PROBLEM DETAILS
Without the pictures, give the entries below again exactly as written.

BEGIN INFORMATION SHOWN

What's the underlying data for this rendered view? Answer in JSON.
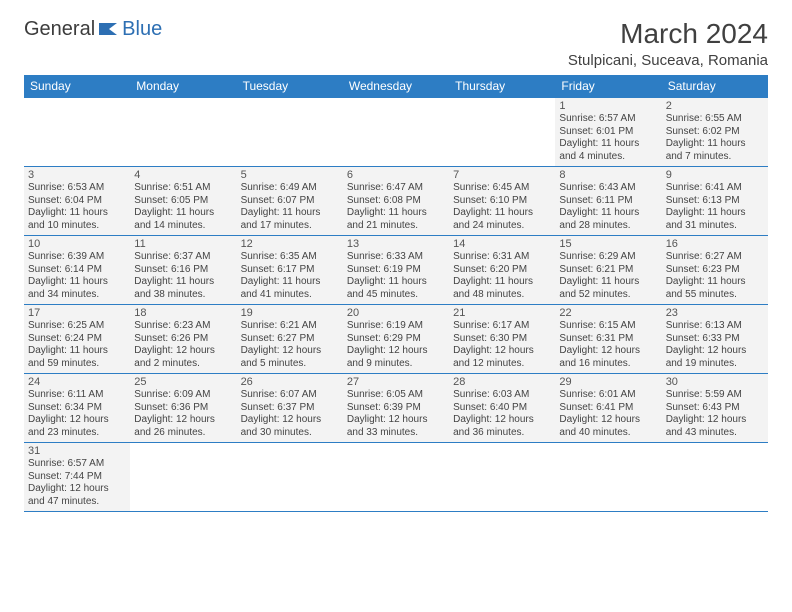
{
  "logo": {
    "text1": "General",
    "text2": "Blue",
    "color1": "#3c3c3c",
    "color2": "#2d6fb3",
    "iconFill": "#2d6fb3"
  },
  "header": {
    "title": "March 2024",
    "location": "Stulpicani, Suceava, Romania"
  },
  "style": {
    "headerBg": "#2d7dc4",
    "headerText": "#ffffff",
    "cellBg": "#f3f3f3",
    "borderColor": "#2d7dc4",
    "dayNumFontSize": 11,
    "infoFontSize": 10,
    "titleFontSize": 28,
    "locationFontSize": 15
  },
  "weekdays": [
    "Sunday",
    "Monday",
    "Tuesday",
    "Wednesday",
    "Thursday",
    "Friday",
    "Saturday"
  ],
  "cells": [
    {
      "empty": true
    },
    {
      "empty": true
    },
    {
      "empty": true
    },
    {
      "empty": true
    },
    {
      "empty": true
    },
    {
      "n": "1",
      "sr": "6:57 AM",
      "ss": "6:01 PM",
      "dl": "11 hours and 4 minutes."
    },
    {
      "n": "2",
      "sr": "6:55 AM",
      "ss": "6:02 PM",
      "dl": "11 hours and 7 minutes."
    },
    {
      "n": "3",
      "sr": "6:53 AM",
      "ss": "6:04 PM",
      "dl": "11 hours and 10 minutes."
    },
    {
      "n": "4",
      "sr": "6:51 AM",
      "ss": "6:05 PM",
      "dl": "11 hours and 14 minutes."
    },
    {
      "n": "5",
      "sr": "6:49 AM",
      "ss": "6:07 PM",
      "dl": "11 hours and 17 minutes."
    },
    {
      "n": "6",
      "sr": "6:47 AM",
      "ss": "6:08 PM",
      "dl": "11 hours and 21 minutes."
    },
    {
      "n": "7",
      "sr": "6:45 AM",
      "ss": "6:10 PM",
      "dl": "11 hours and 24 minutes."
    },
    {
      "n": "8",
      "sr": "6:43 AM",
      "ss": "6:11 PM",
      "dl": "11 hours and 28 minutes."
    },
    {
      "n": "9",
      "sr": "6:41 AM",
      "ss": "6:13 PM",
      "dl": "11 hours and 31 minutes."
    },
    {
      "n": "10",
      "sr": "6:39 AM",
      "ss": "6:14 PM",
      "dl": "11 hours and 34 minutes."
    },
    {
      "n": "11",
      "sr": "6:37 AM",
      "ss": "6:16 PM",
      "dl": "11 hours and 38 minutes."
    },
    {
      "n": "12",
      "sr": "6:35 AM",
      "ss": "6:17 PM",
      "dl": "11 hours and 41 minutes."
    },
    {
      "n": "13",
      "sr": "6:33 AM",
      "ss": "6:19 PM",
      "dl": "11 hours and 45 minutes."
    },
    {
      "n": "14",
      "sr": "6:31 AM",
      "ss": "6:20 PM",
      "dl": "11 hours and 48 minutes."
    },
    {
      "n": "15",
      "sr": "6:29 AM",
      "ss": "6:21 PM",
      "dl": "11 hours and 52 minutes."
    },
    {
      "n": "16",
      "sr": "6:27 AM",
      "ss": "6:23 PM",
      "dl": "11 hours and 55 minutes."
    },
    {
      "n": "17",
      "sr": "6:25 AM",
      "ss": "6:24 PM",
      "dl": "11 hours and 59 minutes."
    },
    {
      "n": "18",
      "sr": "6:23 AM",
      "ss": "6:26 PM",
      "dl": "12 hours and 2 minutes."
    },
    {
      "n": "19",
      "sr": "6:21 AM",
      "ss": "6:27 PM",
      "dl": "12 hours and 5 minutes."
    },
    {
      "n": "20",
      "sr": "6:19 AM",
      "ss": "6:29 PM",
      "dl": "12 hours and 9 minutes."
    },
    {
      "n": "21",
      "sr": "6:17 AM",
      "ss": "6:30 PM",
      "dl": "12 hours and 12 minutes."
    },
    {
      "n": "22",
      "sr": "6:15 AM",
      "ss": "6:31 PM",
      "dl": "12 hours and 16 minutes."
    },
    {
      "n": "23",
      "sr": "6:13 AM",
      "ss": "6:33 PM",
      "dl": "12 hours and 19 minutes."
    },
    {
      "n": "24",
      "sr": "6:11 AM",
      "ss": "6:34 PM",
      "dl": "12 hours and 23 minutes."
    },
    {
      "n": "25",
      "sr": "6:09 AM",
      "ss": "6:36 PM",
      "dl": "12 hours and 26 minutes."
    },
    {
      "n": "26",
      "sr": "6:07 AM",
      "ss": "6:37 PM",
      "dl": "12 hours and 30 minutes."
    },
    {
      "n": "27",
      "sr": "6:05 AM",
      "ss": "6:39 PM",
      "dl": "12 hours and 33 minutes."
    },
    {
      "n": "28",
      "sr": "6:03 AM",
      "ss": "6:40 PM",
      "dl": "12 hours and 36 minutes."
    },
    {
      "n": "29",
      "sr": "6:01 AM",
      "ss": "6:41 PM",
      "dl": "12 hours and 40 minutes."
    },
    {
      "n": "30",
      "sr": "5:59 AM",
      "ss": "6:43 PM",
      "dl": "12 hours and 43 minutes."
    },
    {
      "n": "31",
      "sr": "6:57 AM",
      "ss": "7:44 PM",
      "dl": "12 hours and 47 minutes."
    },
    {
      "empty": true
    },
    {
      "empty": true
    },
    {
      "empty": true
    },
    {
      "empty": true
    },
    {
      "empty": true
    },
    {
      "empty": true
    }
  ],
  "labels": {
    "sunrise": "Sunrise: ",
    "sunset": "Sunset: ",
    "daylight": "Daylight: "
  }
}
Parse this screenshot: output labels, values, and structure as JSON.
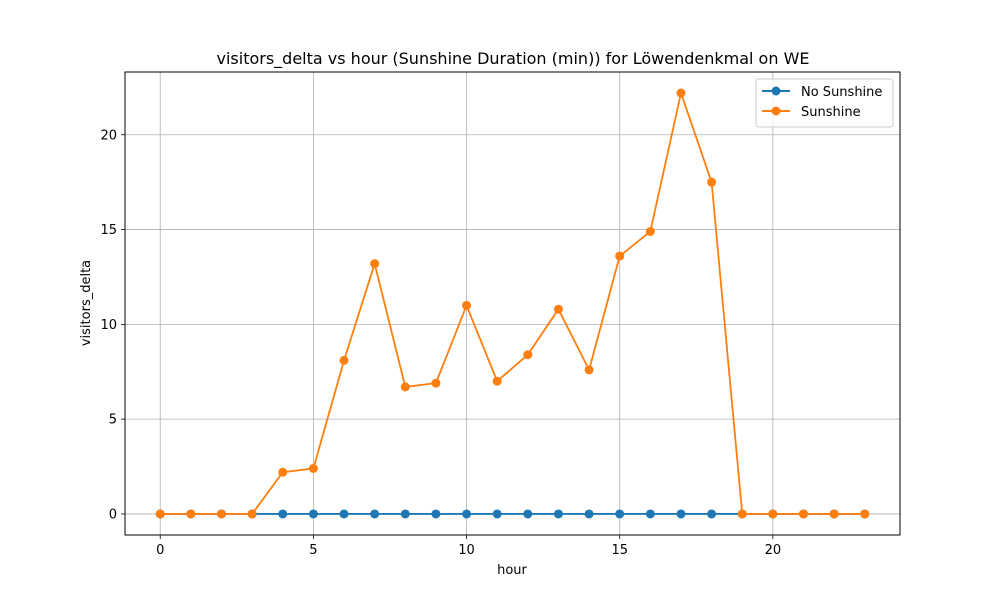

END INFORMATION SHOWN

EXERCISE RESPONSE
What's the underlying data for this rendered view? Answer in JSON.
{
  "logo": {
    "text1": "General",
    "text2": "Blue",
    "color1": "#3c3c3c",
    "color2": "#2d6fb3",
    "iconFill": "#2d6fb3"
  },
  "header": {
    "title": "March 2024",
    "location": "Stulpicani, Suceava, Romania"
  },
  "style": {
    "headerBg": "#2d7dc4",
    "headerText": "#ffffff",
    "cellBg": "#f3f3f3",
    "borderColor": "#2d7dc4",
    "dayNumFontSize": 11,
    "infoFontSize": 10,
    "titleFontSize": 28,
    "locationFontSize": 15
  },
  "weekdays": [
    "Sunday",
    "Monday",
    "Tuesday",
    "Wednesday",
    "Thursday",
    "Friday",
    "Saturday"
  ],
  "cells": [
    {
      "empty": true
    },
    {
      "empty": true
    },
    {
      "empty": true
    },
    {
      "empty": true
    },
    {
      "empty": true
    },
    {
      "n": "1",
      "sr": "6:57 AM",
      "ss": "6:01 PM",
      "dl": "11 hours and 4 minutes."
    },
    {
      "n": "2",
      "sr": "6:55 AM",
      "ss": "6:02 PM",
      "dl": "11 hours and 7 minutes."
    },
    {
      "n": "3",
      "sr": "6:53 AM",
      "ss": "6:04 PM",
      "dl": "11 hours and 10 minutes."
    },
    {
      "n": "4",
      "sr": "6:51 AM",
      "ss": "6:05 PM",
      "dl": "11 hours and 14 minutes."
    },
    {
      "n": "5",
      "sr": "6:49 AM",
      "ss": "6:07 PM",
      "dl": "11 hours and 17 minutes."
    },
    {
      "n": "6",
      "sr": "6:47 AM",
      "ss": "6:08 PM",
      "dl": "11 hours and 21 minutes."
    },
    {
      "n": "7",
      "sr": "6:45 AM",
      "ss": "6:10 PM",
      "dl": "11 hours and 24 minutes."
    },
    {
      "n": "8",
      "sr": "6:43 AM",
      "ss": "6:11 PM",
      "dl": "11 hours and 28 minutes."
    },
    {
      "n": "9",
      "sr": "6:41 AM",
      "ss": "6:13 PM",
      "dl": "11 hours and 31 minutes."
    },
    {
      "n": "10",
      "sr": "6:39 AM",
      "ss": "6:14 PM",
      "dl": "11 hours and 34 minutes."
    },
    {
      "n": "11",
      "sr": "6:37 AM",
      "ss": "6:16 PM",
      "dl": "11 hours and 38 minutes."
    },
    {
      "n": "12",
      "sr": "6:35 AM",
      "ss": "6:17 PM",
      "dl": "11 hours and 41 minutes."
    },
    {
      "n": "13",
      "sr": "6:33 AM",
      "ss": "6:19 PM",
      "dl": "11 hours and 45 minutes."
    },
    {
      "n": "14",
      "sr": "6:31 AM",
      "ss": "6:20 PM",
      "dl": "11 hours and 48 minutes."
    },
    {
      "n": "15",
      "sr": "6:29 AM",
      "ss": "6:21 PM",
      "dl": "11 hours and 52 minutes."
    },
    {
      "n": "16",
      "sr": "6:27 AM",
      "ss": "6:23 PM",
      "dl": "11 hours and 55 minutes."
    },
    {
      "n": "17",
      "sr": "6:25 AM",
      "ss": "6:24 PM",
      "dl": "11 hours and 59 minutes."
    },
    {
      "n": "18",
      "sr": "6:23 AM",
      "ss": "6:26 PM",
      "dl": "12 hours and 2 minutes."
    },
    {
      "n": "19",
      "sr": "6:21 AM",
      "ss": "6:27 PM",
      "dl": "12 hours and 5 minutes."
    },
    {
      "n": "20",
      "sr": "6:19 AM",
      "ss": "6:29 PM",
      "dl": "12 hours and 9 minutes."
    },
    {
      "n": "21",
      "sr": "6:17 AM",
      "ss": "6:30 PM",
      "dl": "12 hours and 12 minutes."
    },
    {
      "n": "22",
      "sr": "6:15 AM",
      "ss": "6:31 PM",
      "dl": "12 hours and 16 minutes."
    },
    {
      "n": "23",
      "sr": "6:13 AM",
      "ss": "6:33 PM",
      "dl": "12 hours and 19 minutes."
    },
    {
      "n": "24",
      "sr": "6:11 AM",
      "ss": "6:34 PM",
      "dl": "12 hours and 23 minutes."
    },
    {
      "n": "25",
      "sr": "6:09 AM",
      "ss": "6:36 PM",
      "dl": "12 hours and 26 minutes."
    },
    {
      "n": "26",
      "sr": "6:07 AM",
      "ss": "6:37 PM",
      "dl": "12 hours and 30 minutes."
    },
    {
      "n": "27",
      "sr": "6:05 AM",
      "ss": "6:39 PM",
      "dl": "12 hours and 33 minutes."
    },
    {
      "n": "28",
      "sr": "6:03 AM",
      "ss": "6:40 PM",
      "dl": "12 hours and 36 minutes."
    },
    {
      "n": "29",
      "sr": "6:01 AM",
      "ss": "6:41 PM",
      "dl": "12 hours and 40 minutes."
    },
    {
      "n": "30",
      "sr": "5:59 AM",
      "ss": "6:43 PM",
      "dl": "12 hours and 43 minutes."
    },
    {
      "n": "31",
      "sr": "6:57 AM",
      "ss": "7:44 PM",
      "dl": "12 hours and 47 minutes."
    },
    {
      "empty": true
    },
    {
      "empty": true
    },
    {
      "empty": true
    },
    {
      "empty": true
    },
    {
      "empty": true
    },
    {
      "empty": true
    }
  ],
  "labels": {
    "sunrise": "Sunrise: ",
    "sunset": "Sunset: ",
    "daylight": "Daylight: "
  }
}
Parse this screenshot: output labels, values, and structure as JSON.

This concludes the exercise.